= SELECTED TEXT =

#####

Maye changed his number from 26 to 20 to accommodate the signing of Le'Veon Bell. In week 16 against the Pittsburgh Steelers, Maye recorded an interception off a pass thrown by Devlin Hodges late in the fourth quarter to seal a 16–10 Jets' win. This was Maye's first interception of the season. In the 2019 season, Maye started in all 16 games. He finished with 65 total tackles, one interception, and seven passes defended.

====2020====
During Week 1 against the Bills, Maye recorded a team high 10 tackles, two sacks, two quarterback hits, two tackles for loss, two passes defensed, and one forced fumble as the Jets lost 17–27. In Week 6 against the Dolphins, Maye recorded his first interception of the season off a pass thrown by Ryan Fitzpatrick by placing the ball between his hand and his backside during the 24–0 loss. In Week 11 against the Los Angeles Chargers, Maye forced a fumble on wide receiver Keenan Allen at the goal line which was recovered by teammate Ashtyn Davis during the 34–28 loss. In the 2020 season, he started in all 16 games. He finished with two sacks, 88 total tackles, two interceptions, 11 passes defended, and two forced fumbles.

====2021====
The Jets placed the franchise tag on Maye on March 9, 2021. He signed the one-year tender on March 22, 2021. On November 9, 2021, Maye was placed on injured reserve after suffering a torn Achilles in Week 9.

===New Orleans Saints===
On March 16, 2022, the New Orleans Saints signed Maye to a three-year, $28.5 million contract. In the 2022 season, he appeared in and started in ten games. He finished with 60 total tackles, two passes defended, and one forced fumble.

On September 20, 2023, Maye was suspended for three games in response to a violation of the NFL's substance abuse policy. He was placed on injured reserve on December 6. In the 2023 season, Maye appeared in and started seven games. He had one sack, 37 total tackles (27 solo), two interceptions, and two passes defended.

#####

= Data for recognizing document structure =

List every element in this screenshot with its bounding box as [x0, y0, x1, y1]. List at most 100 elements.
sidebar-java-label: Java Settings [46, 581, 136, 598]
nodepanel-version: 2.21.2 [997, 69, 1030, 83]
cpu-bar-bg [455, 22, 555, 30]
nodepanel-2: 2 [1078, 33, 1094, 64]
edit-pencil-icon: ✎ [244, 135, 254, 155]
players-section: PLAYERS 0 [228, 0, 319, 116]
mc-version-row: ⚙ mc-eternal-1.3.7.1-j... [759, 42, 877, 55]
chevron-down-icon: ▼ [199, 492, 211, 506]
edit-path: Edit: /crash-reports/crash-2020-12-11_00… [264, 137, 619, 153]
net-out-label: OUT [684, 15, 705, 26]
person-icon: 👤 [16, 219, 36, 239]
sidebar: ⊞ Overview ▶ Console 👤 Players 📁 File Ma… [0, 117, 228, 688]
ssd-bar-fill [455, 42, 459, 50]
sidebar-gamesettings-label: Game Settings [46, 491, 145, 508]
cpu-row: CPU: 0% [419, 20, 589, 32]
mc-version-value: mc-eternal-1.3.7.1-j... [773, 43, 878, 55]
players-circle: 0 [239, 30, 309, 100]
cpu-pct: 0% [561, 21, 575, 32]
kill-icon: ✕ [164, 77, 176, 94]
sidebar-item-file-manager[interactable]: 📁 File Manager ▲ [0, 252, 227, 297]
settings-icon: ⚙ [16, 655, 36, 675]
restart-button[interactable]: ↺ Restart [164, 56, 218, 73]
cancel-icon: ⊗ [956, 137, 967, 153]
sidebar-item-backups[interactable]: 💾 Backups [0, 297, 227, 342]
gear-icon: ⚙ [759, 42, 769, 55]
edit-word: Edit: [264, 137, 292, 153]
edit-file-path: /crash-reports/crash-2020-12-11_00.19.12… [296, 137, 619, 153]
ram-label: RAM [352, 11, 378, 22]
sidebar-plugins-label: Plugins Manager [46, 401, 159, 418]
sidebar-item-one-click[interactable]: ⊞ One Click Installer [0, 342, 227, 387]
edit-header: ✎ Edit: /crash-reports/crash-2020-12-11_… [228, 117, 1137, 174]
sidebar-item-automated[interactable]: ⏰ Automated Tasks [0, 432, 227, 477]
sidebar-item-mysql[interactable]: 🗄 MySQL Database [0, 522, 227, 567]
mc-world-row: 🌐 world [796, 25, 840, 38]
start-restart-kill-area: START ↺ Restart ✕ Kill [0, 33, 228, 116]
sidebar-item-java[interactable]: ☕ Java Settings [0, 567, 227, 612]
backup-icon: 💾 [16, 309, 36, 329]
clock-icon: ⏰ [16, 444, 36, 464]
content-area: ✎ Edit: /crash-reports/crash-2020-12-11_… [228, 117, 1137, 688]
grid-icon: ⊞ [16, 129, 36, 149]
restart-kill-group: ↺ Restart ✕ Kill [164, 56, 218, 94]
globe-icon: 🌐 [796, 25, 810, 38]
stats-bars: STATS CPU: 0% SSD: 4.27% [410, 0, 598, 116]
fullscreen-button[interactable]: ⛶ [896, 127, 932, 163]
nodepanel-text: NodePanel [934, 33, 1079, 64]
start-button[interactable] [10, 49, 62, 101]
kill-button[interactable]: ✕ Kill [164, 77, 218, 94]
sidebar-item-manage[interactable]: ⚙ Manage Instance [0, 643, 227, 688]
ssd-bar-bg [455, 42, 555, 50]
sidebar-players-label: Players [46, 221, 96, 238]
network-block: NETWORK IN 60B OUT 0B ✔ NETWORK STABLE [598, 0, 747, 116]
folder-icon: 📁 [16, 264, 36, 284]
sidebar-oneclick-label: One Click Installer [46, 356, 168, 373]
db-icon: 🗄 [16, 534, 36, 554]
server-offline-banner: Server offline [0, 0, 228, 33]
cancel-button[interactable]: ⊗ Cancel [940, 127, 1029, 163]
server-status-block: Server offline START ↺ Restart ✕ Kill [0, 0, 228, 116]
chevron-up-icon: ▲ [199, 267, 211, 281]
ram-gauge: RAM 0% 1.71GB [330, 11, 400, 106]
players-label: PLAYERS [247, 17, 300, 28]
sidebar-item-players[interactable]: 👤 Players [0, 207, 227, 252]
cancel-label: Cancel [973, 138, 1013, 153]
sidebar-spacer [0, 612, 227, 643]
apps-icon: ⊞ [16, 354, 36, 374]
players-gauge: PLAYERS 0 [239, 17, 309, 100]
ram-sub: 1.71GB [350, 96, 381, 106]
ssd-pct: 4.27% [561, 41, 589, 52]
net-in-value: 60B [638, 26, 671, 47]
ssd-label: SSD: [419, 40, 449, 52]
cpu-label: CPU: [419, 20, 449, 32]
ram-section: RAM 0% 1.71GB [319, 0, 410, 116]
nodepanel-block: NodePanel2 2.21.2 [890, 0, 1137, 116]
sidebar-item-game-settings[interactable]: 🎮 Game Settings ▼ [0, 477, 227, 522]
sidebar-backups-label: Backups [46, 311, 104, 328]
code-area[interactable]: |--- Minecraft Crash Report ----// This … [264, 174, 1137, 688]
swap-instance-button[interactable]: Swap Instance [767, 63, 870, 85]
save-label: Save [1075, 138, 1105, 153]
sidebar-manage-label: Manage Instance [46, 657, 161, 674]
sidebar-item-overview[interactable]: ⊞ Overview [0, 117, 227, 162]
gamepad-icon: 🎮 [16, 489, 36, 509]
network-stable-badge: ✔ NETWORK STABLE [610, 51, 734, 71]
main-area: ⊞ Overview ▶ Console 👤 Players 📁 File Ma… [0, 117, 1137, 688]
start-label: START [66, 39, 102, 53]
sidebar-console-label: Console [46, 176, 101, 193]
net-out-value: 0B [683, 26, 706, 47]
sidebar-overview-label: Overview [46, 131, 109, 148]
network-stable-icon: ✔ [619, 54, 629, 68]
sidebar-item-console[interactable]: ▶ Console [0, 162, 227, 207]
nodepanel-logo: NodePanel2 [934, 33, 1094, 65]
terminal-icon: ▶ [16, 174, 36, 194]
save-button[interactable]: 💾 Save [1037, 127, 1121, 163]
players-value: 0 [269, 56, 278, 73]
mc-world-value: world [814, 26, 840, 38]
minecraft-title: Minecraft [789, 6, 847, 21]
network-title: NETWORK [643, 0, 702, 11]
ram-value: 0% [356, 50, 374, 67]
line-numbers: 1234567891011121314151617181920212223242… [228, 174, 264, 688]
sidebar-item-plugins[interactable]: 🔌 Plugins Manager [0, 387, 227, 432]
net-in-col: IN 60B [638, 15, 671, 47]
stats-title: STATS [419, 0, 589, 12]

#####

= LIST OF TASKS =
A: According to the text about Maye's football career, what contract did the New Orleans Saints sign him to?
B: Continue the account of Maye's football career from the point where it stops.

= TASK RESPONSES =
A: A three-year, $28.5 million contract.

B:
On February 29, 2024, Maye was released by the Saints.

===Miami Dolphins===
On June 13, 2024, Maye signed with the Miami Dolphins. He played in 11 games with three starts before being released on November 26.

===Los Angeles Chargers===
On November 27, 2024, Maye was claimed off waivers by the Los Angeles Chargers. He made four appearances (one start) for Los Angeles, recording one interception, two pass deflections, and 12 combined tackles.

On December 16, 2025, the Chargers re-signed Maye to their practice squad. He was promoted to the active roster on January 3, 2026. Maye was released on January 5, and re-signed to the practice squad.

== NFL career statistics ==

Legend
|  | Led the league |
| Bold | Career high |

===Regular season===

Year: Team; Games; Tackles; Interceptions; Fumbles
GP: GS; Cmb; Solo; Ast; Sck; PD; Int; Yds; Avg; Lng; TD; FF; FR; Yds; TD
2017: NYJ; 16; 16; 79; 57; 22; 0.0; 2; 2; 44; 22.0; 32; 0; 1; 0; 0; 0
2018: NYJ; 6; 6; 34; 30; 4; 0.5; 2; 1; 104; 104.0; 104; 0; 1; 0; 0; 0
2019: NYJ; 16; 16; 65; 50; 15; 0.0; 7; 1; 0; 0.0; 0; 0; 0; 0; 0; 0
2020: NYJ; 16; 16; 88; 52; 36; 2.0; 11; 2; 0; 0.0; 0; 0; 2; 1; 0; 0
2021: NYJ; 6; 6; 46; 30; 16; 1.0; 2; 0; 0; 0.0; 0; 0; 0; 0; 0; 0
2022: NO; 10; 10; 60; 42; 18; 0.0; 2; 0; 0; 0.0; 0; 0; 1; 0; 0; 0
2023: NO; 7; 7; 37; 27; 10; 1.0; 2; 2; 5; 2.5; 5; 0; 0; 0; 0; 0
Career: 77; 77; 409; 288; 121; 4.5; 28; 8; 153; 19.1; 104; 0; 5; 1; 0; 0

==Legal issues==
On October 4, 2021, it was announced that Maye was facing charges in a DUI arrest and car crash that occurred back in February 2021.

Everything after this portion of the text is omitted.